** Start Data entries **

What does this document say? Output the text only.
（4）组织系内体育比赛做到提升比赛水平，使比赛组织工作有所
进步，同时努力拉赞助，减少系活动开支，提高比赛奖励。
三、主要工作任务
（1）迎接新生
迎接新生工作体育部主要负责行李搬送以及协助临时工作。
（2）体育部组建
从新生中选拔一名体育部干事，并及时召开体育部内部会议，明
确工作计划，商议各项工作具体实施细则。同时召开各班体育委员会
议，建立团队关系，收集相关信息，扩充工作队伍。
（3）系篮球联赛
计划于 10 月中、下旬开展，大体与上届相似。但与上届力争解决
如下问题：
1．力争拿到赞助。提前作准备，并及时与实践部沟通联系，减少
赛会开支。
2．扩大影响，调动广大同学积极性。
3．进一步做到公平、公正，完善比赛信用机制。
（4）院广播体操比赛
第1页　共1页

** End Data entries **

* _Problem to work on_: Write out the full listing exactly as given.

* _Answer to this problem_:
What does this document say? Output the text only.
（4）组织系内体育比赛做到提升比赛水平，使比赛组织工作有所
进步，同时努力拉赞助，减少系活动开支，提高比赛奖励。
三、主要工作任务
（1）迎接新生
迎接新生工作体育部主要负责行李搬送以及协助临时工作。
（2）体育部组建
从新生中选拔一名体育部干事，并及时召开体育部内部会议，明
确工作计划，商议各项工作具体实施细则。同时召开各班体育委员会
议，建立团队关系，收集相关信息，扩充工作队伍。
（3）系篮球联赛
计划于 10 月中、下旬开展，大体与上届相似。但与上届力争解决
如下问题：
1．力争拿到赞助。提前作准备，并及时与实践部沟通联系，减少
赛会开支。
2．扩大影响，调动广大同学积极性。
3．进一步做到公平、公正，完善比赛信用机制。
（4）院广播体操比赛
第1页　共1页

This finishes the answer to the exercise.